Sommerausstellung Angelika Kauffmann: Nach Italien!

italien.jpg22. Mai bis 31. Oktober 2021

Neue Sommerausstellung im Angelika Kauffmann Museum Schwarzenberg ab Samstag, den 22. Mai 2021.
Angelika Kauffmann (1741–1807) war zeitlebens viel unterwegs. Bereits in jungen Jahren reiste sie mit ihrem Vater durch Italien und studierte die Alten Meister. Nach ihrer Zeit in London, wo sie zur Lieblingskünstlerin der High Society aufstieg, kehrte sie 1781 nach Italien zurück und lebte bis zu ihrem Tod in Rom. Weit herumgekommen waren auch ihre internationalen Auftraggeber, für die es im Zeitalter der Aufklärung zum guten Ton gehörte, sich auf eine ausgedehnte Bildungsreise zu begeben, die als „Grand Tour“ bekannt wurde.

Die Ausstellung widmet sich anhand von Originalwerken der Künstlerin und ihrer Zeitgenossen den Sehnsuchtsorten im Süden, den Reisenden, ihren Geschichten und den nach Hause mitgebrachten Souvenirs.

„Nach Italien!“ – wer würde nicht gerne diesem Aufruf folgen. Doch wie wir alle wissen, sind selbst einst so nahe Ziele vorerst einmal in weite Ferne gerückt. Auch das Angelika Kauffmann Museum musste seine „Reisepläne“ im Vorjahr aus den bekannten Gründen leider ändern und die geplante Ausstellung um ein Jahr verschieben. Umso mehr freuen wir uns, dass wir uns in diesem Jahr gemeinsam mit Angelika Kauffmann und ihren Zeitgenossen auf „Grand Tour“ nach Italien begeben können.

Mit der großen Bildungsreise, die vor mehr als 250 Jahren, in der zweiten Hälfte des 18. Jahrhunderts, ihre Blütezeit erlebte, widmet sich die Ausstellung einem Phänomen, in dem sich Abenteuerlust und Neugier, Vergnügungssucht und Wissensdurst, Kulturgenuss und Lebenskunst mischten. Es war die Geburtsstunde des modernen Tourismus, wie wir ihn heute kennen und derzeit gerade so stark vermissen.

Der frühe Tourismusboom setzte eine nie dagewesene Bildproduktion in Gang. Porträts, Landschaften und Ansichten antiker Ruinen waren beliebte Souvenirs und dienten als Beweise für die unternommene Tour. Als Vorläufer von Ansichtskarten und Selfies erinnern uns die Bildzeugnisse der Grand Tour an eine Zeit, in der die Sehnsucht nach der Ferne so groß war wie heute – und nehmen uns mit auf eine Reise in das Italien des 18. Jahrhunderts.

Reisen bildet

Erst die Erfahrung des Reisens machte damals aus den Töchtern und Söhnen der Aristokratie und des aufstrebenden Bürgertums wahre Frauen und Männer von Welt. Auch Künstler, Schriftsteller und Gelehrte begaben sich scharenweise auf den Weg, auf der Suche nach der Erweiterung ihres Horizonts und neuen Anregungen für das eigene Schaffen. Italien mit seiner langen Kunsttradition, den antiken Stätten und malerischen Landschaften war das bevorzugte Ziel.

Gesammelte Dateneinträge:
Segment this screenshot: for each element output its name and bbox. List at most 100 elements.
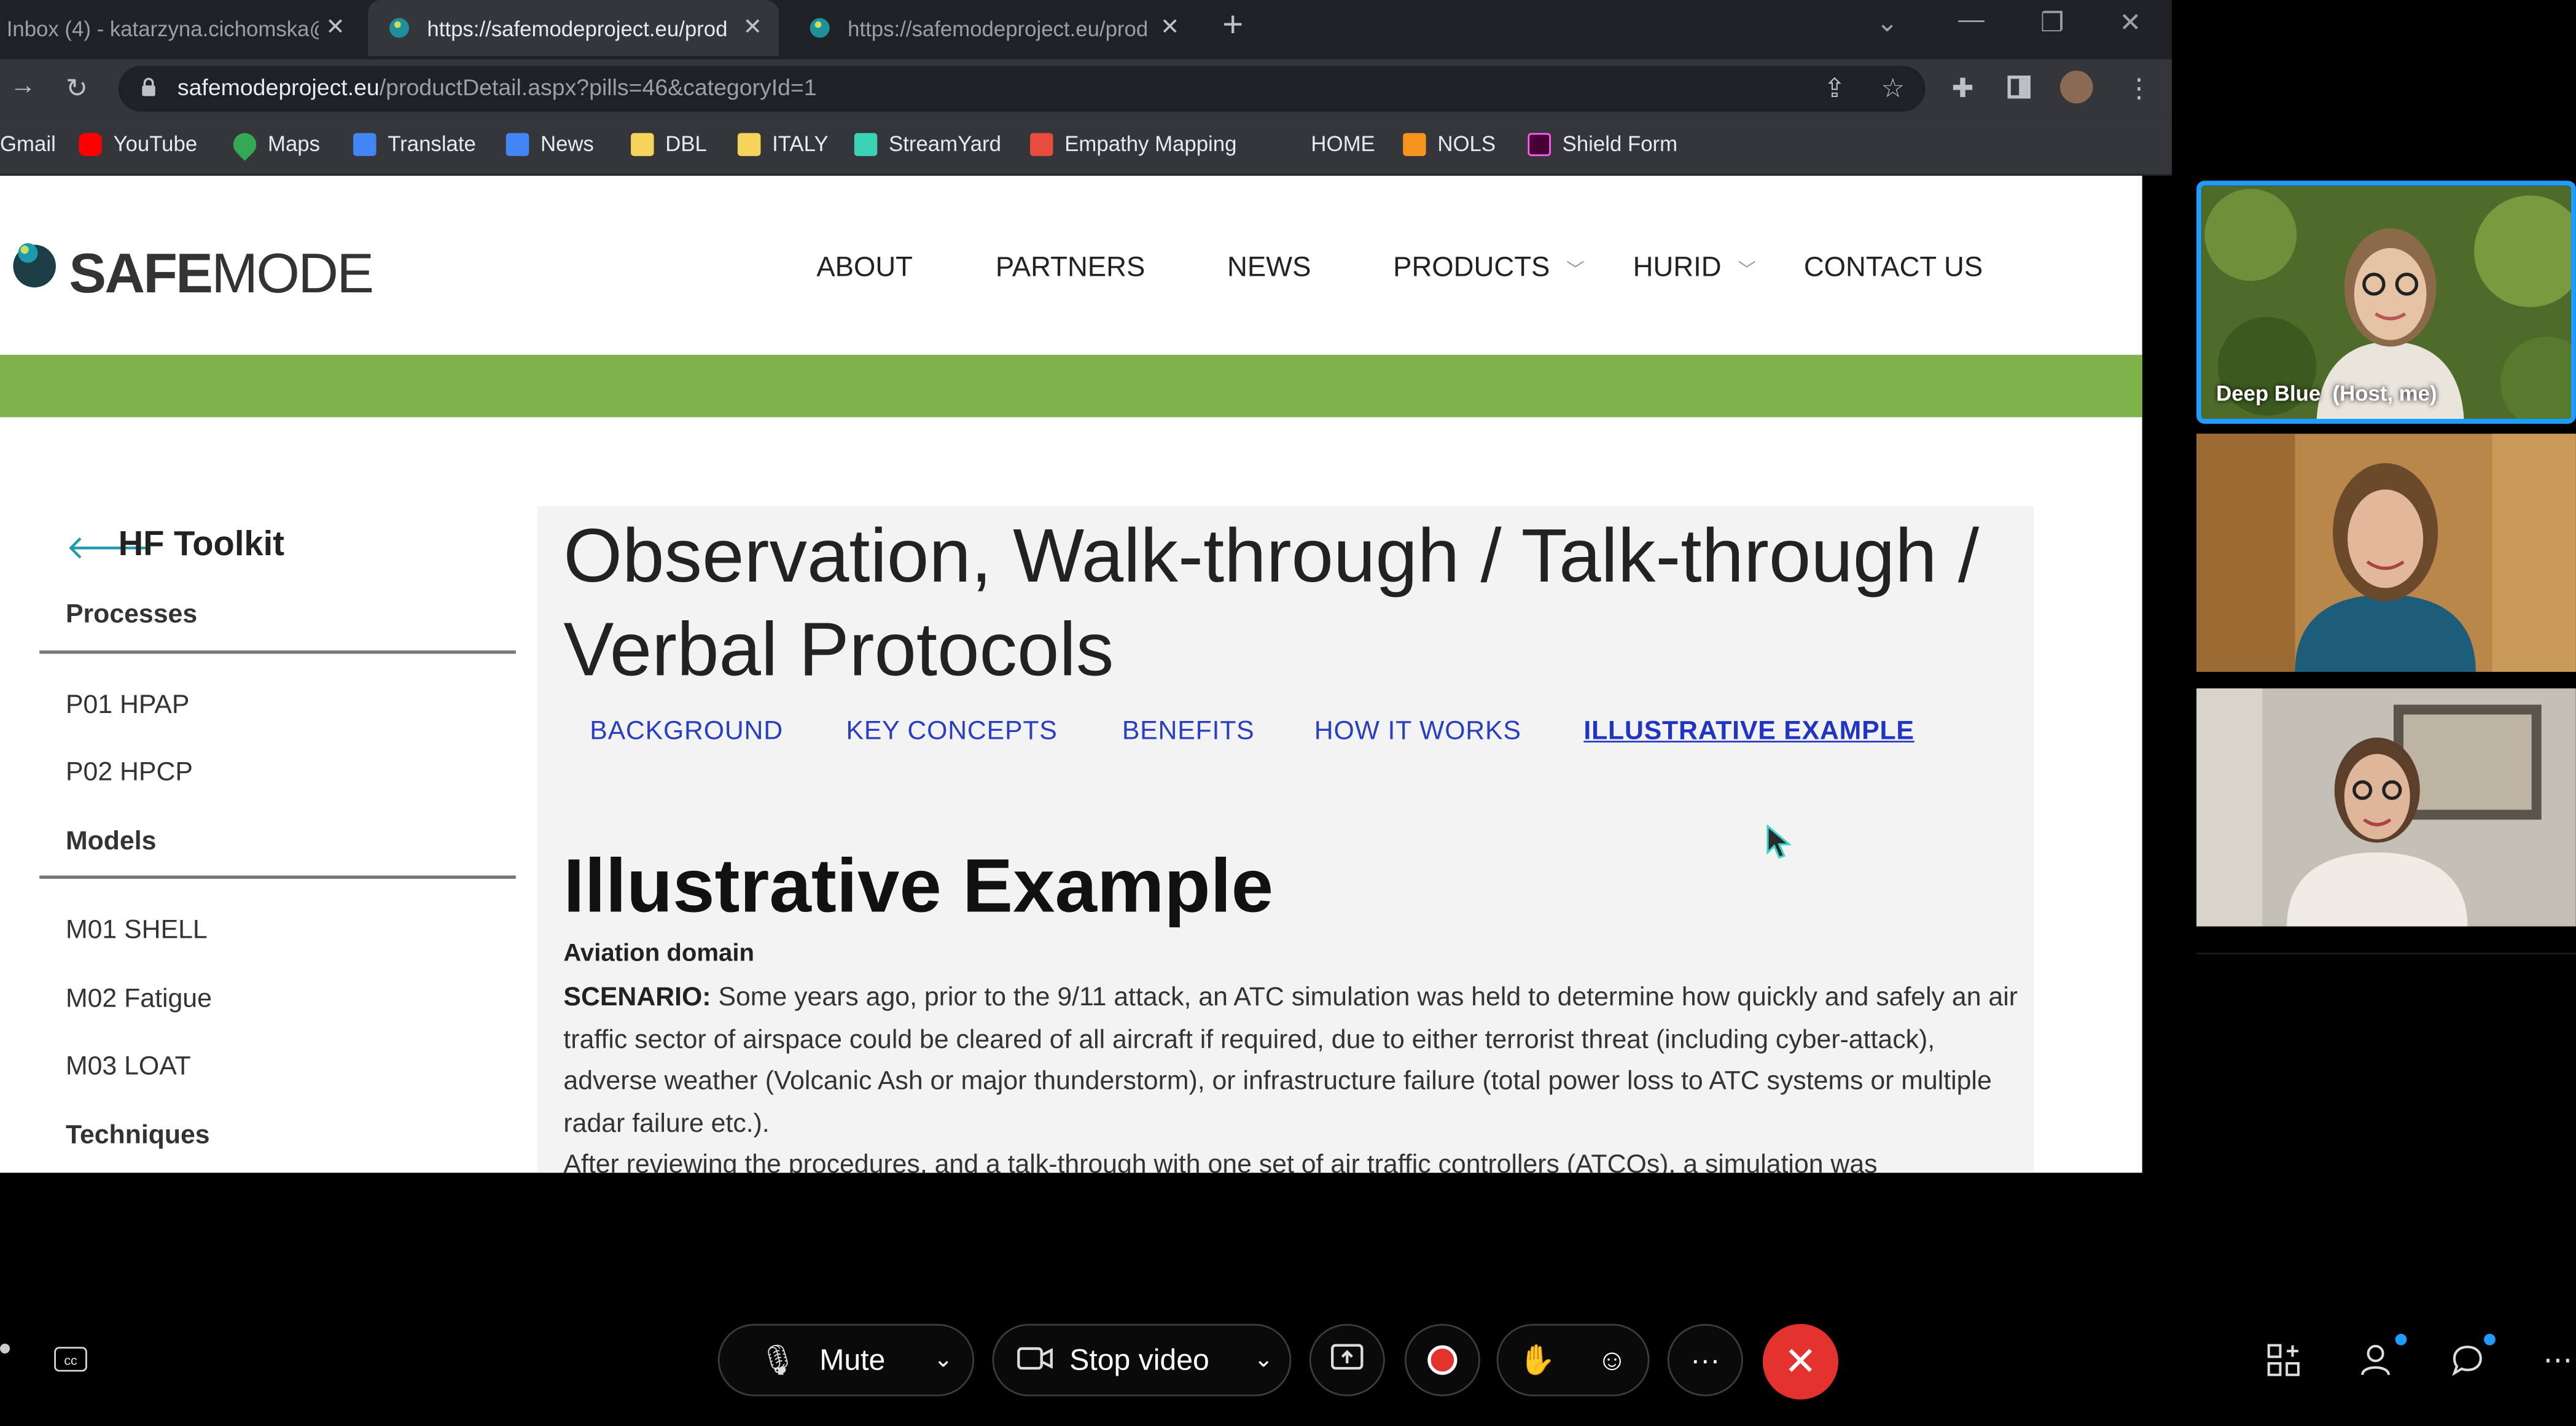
bookmark-folder-italy[interactable]: ITALY (737, 131, 829, 156)
bookmark-gmail[interactable]: Gmail (0, 131, 56, 156)
more-icon[interactable]: ⋯ (2543, 1344, 2572, 1378)
close-window-icon[interactable]: ✕ (2119, 7, 2141, 39)
participant-video-2[interactable] (2196, 434, 2576, 672)
sidebar-heading-techniques[interactable]: Techniques (66, 1122, 210, 1151)
sidebar-item-p01-hpap[interactable]: P01 HPAP (66, 692, 189, 721)
microphone-icon: 🎙 (759, 1342, 797, 1376)
sidebar-title[interactable]: HF Toolkit (119, 526, 284, 565)
bookmark-label: Empathy Mapping (1064, 131, 1237, 157)
reactions-emoji-icon[interactable]: ☺ (1597, 1343, 1627, 1377)
share-screen-button[interactable] (1309, 1323, 1385, 1397)
sidebar-item-m01-shell[interactable]: M01 SHELL (66, 916, 208, 946)
browser-tab-gmail[interactable]: Inbox (4) - katarzyna.cichomska@ ✕ (0, 0, 361, 56)
raise-hand-icon[interactable]: ✋ (1519, 1343, 1556, 1377)
divider (39, 650, 516, 654)
participant-video-3[interactable] (2196, 688, 2576, 927)
notification-dot (2395, 1333, 2407, 1346)
bookmark-maps[interactable]: Maps (228, 127, 321, 160)
closed-captions-icon[interactable]: cc (54, 1347, 87, 1372)
chat-icon[interactable] (2451, 1344, 2484, 1385)
bookmark-empathy-mapping[interactable]: Empathy Mapping (1030, 131, 1236, 156)
bookmark-translate[interactable]: Translate (353, 131, 476, 156)
bookmark-streamyard[interactable]: StreamYard (854, 131, 1001, 156)
sidebar-heading-processes[interactable]: Processes (66, 601, 197, 631)
tab-how-it-works[interactable]: HOW IT WORKS (1314, 718, 1521, 747)
bookmark-star-icon[interactable]: ☆ (1881, 72, 1905, 105)
mute-button[interactable]: 🎙 Mute ⌄ (717, 1323, 975, 1397)
domain-label: Aviation domain (563, 939, 755, 968)
close-tab-icon[interactable]: ✕ (743, 13, 762, 41)
video-feed (2196, 434, 2576, 672)
news-icon (505, 132, 529, 155)
leave-meeting-button[interactable]: ✕ (1762, 1323, 1838, 1400)
side-panel-icon[interactable] (2007, 76, 2031, 99)
share-screen-icon (1331, 1343, 1364, 1377)
lock-icon[interactable] (141, 76, 156, 96)
browser-tab-safemode[interactable]: https://safemodeproject.eu/prod ✕ (786, 0, 1196, 56)
nav-hurid[interactable]: HURID ﹀ (1633, 251, 1756, 284)
tab-search-chevron-icon[interactable]: ⌄ (1876, 7, 1899, 39)
scenario-paragraph: SCENARIO: Some years ago, prior to the 9… (563, 977, 2025, 1145)
folder-icon (737, 132, 761, 155)
logo-safe: SAFE (69, 243, 213, 306)
bookmark-youtube[interactable]: YouTube (79, 131, 197, 156)
restore-icon[interactable]: ❐ (2040, 7, 2064, 39)
sidebar-item-m03-loat[interactable]: M03 LOAT (66, 1053, 191, 1082)
participant-role: (Host, me) (2332, 381, 2437, 406)
close-tab-icon[interactable]: ✕ (326, 13, 345, 41)
extensions-puzzle-icon[interactable]: ✚ (1952, 72, 1974, 105)
bookmark-label: StreamYard (889, 131, 1001, 157)
bookmark-label: Shield Form (1562, 131, 1678, 157)
minimize-icon[interactable]: — (1958, 7, 1985, 36)
apps-icon[interactable] (2267, 1344, 2300, 1385)
bookmark-home[interactable]: HOME (1311, 131, 1375, 156)
forward-icon[interactable]: → (10, 72, 36, 102)
tab-illustrative-example[interactable]: ILLUSTRATIVE EXAMPLE (1583, 718, 1914, 747)
share-icon[interactable]: ⇪ (1824, 72, 1846, 105)
sidebar-item-p02-hpcp[interactable]: P02 HPCP (66, 759, 193, 789)
close-icon: ✕ (1784, 1339, 1817, 1384)
nav-partners[interactable]: PARTNERS (996, 251, 1145, 284)
more-options-icon: ··· (1690, 1342, 1720, 1376)
site-logo-text[interactable]: SAFEMODE (69, 243, 374, 307)
browser-tab-safemode-active[interactable]: https://safemodeproject.eu/prod ✕ (368, 0, 779, 56)
safemode-logo-icon[interactable] (10, 233, 59, 296)
browser-menu-icon[interactable]: ⋮ (2126, 72, 2152, 105)
chevron-down-icon[interactable]: ⌄ (1254, 1346, 1273, 1373)
close-tab-icon[interactable]: ✕ (1160, 13, 1179, 41)
record-button[interactable] (1404, 1323, 1480, 1397)
tab-benefits[interactable]: BENEFITS (1122, 718, 1255, 747)
reload-icon[interactable]: ↻ (66, 72, 88, 105)
divider (2196, 953, 2576, 955)
nav-about[interactable]: ABOUT (816, 251, 913, 284)
bookmark-label: Maps (267, 131, 321, 157)
nav-contact-us[interactable]: CONTACT US (1804, 251, 1983, 284)
nav-news[interactable]: NEWS (1227, 251, 1311, 284)
participants-icon[interactable] (2361, 1344, 2397, 1385)
new-tab-icon[interactable]: + (1222, 3, 1243, 46)
tab-title: https://safemodeproject.eu/prod (848, 15, 1149, 41)
section-heading: Illustrative Example (563, 843, 1274, 929)
bookmark-label: Translate (388, 131, 476, 157)
sidebar-item-m02-fatigue[interactable]: M02 Fatigue (66, 986, 212, 1015)
stop-video-button[interactable]: Stop video ⌄ (992, 1323, 1292, 1397)
bookmark-news[interactable]: News (505, 131, 594, 156)
sidebar-heading-models[interactable]: Models (66, 828, 156, 857)
more-options-button[interactable]: ··· (1667, 1323, 1743, 1397)
xd-icon (1528, 132, 1551, 155)
profile-avatar[interactable] (2060, 71, 2093, 104)
nav-label: PARTNERS (995, 251, 1146, 283)
nav-products[interactable]: PRODUCTS ﹀ (1393, 251, 1584, 284)
mouse-cursor-icon (1766, 824, 1792, 869)
tab-background[interactable]: BACKGROUND (590, 718, 783, 747)
bookmark-folder-dbl[interactable]: DBL (631, 131, 707, 156)
chevron-down-icon[interactable]: ⌄ (934, 1346, 953, 1373)
tab-key-concepts[interactable]: KEY CONCEPTS (846, 718, 1057, 747)
bookmark-shield-form[interactable]: Shield Form (1528, 131, 1677, 156)
maps-icon (228, 127, 262, 160)
translate-icon (353, 132, 377, 155)
bookmark-nols[interactable]: NOLS (1403, 131, 1496, 156)
tab-title: Inbox (4) - katarzyna.cichomska@ (6, 15, 319, 41)
nols-icon (1403, 132, 1426, 155)
url-text[interactable]: safemodeproject.eu/productDetail.aspx?pi… (178, 74, 817, 100)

Schriftliche Aufgabe
Schreibe aus dem Text zur Ausstellung „Nach Italien!“ den Abschnitt ab, der bei „Die Ausstellung widmet“ beginnt und mit „Hause mitgebrachten Souvenirs.“ endet, ohne ein Wort zu ändern.

Lösung der Übung
Die Ausstellung widmet sich anhand von Originalwerken der Künstlerin und ihrer Zeitgenossen den Sehnsuchtsorten im Süden, den Reisenden, ihren Geschichten und den nach Hause mitgebrachten Souvenirs.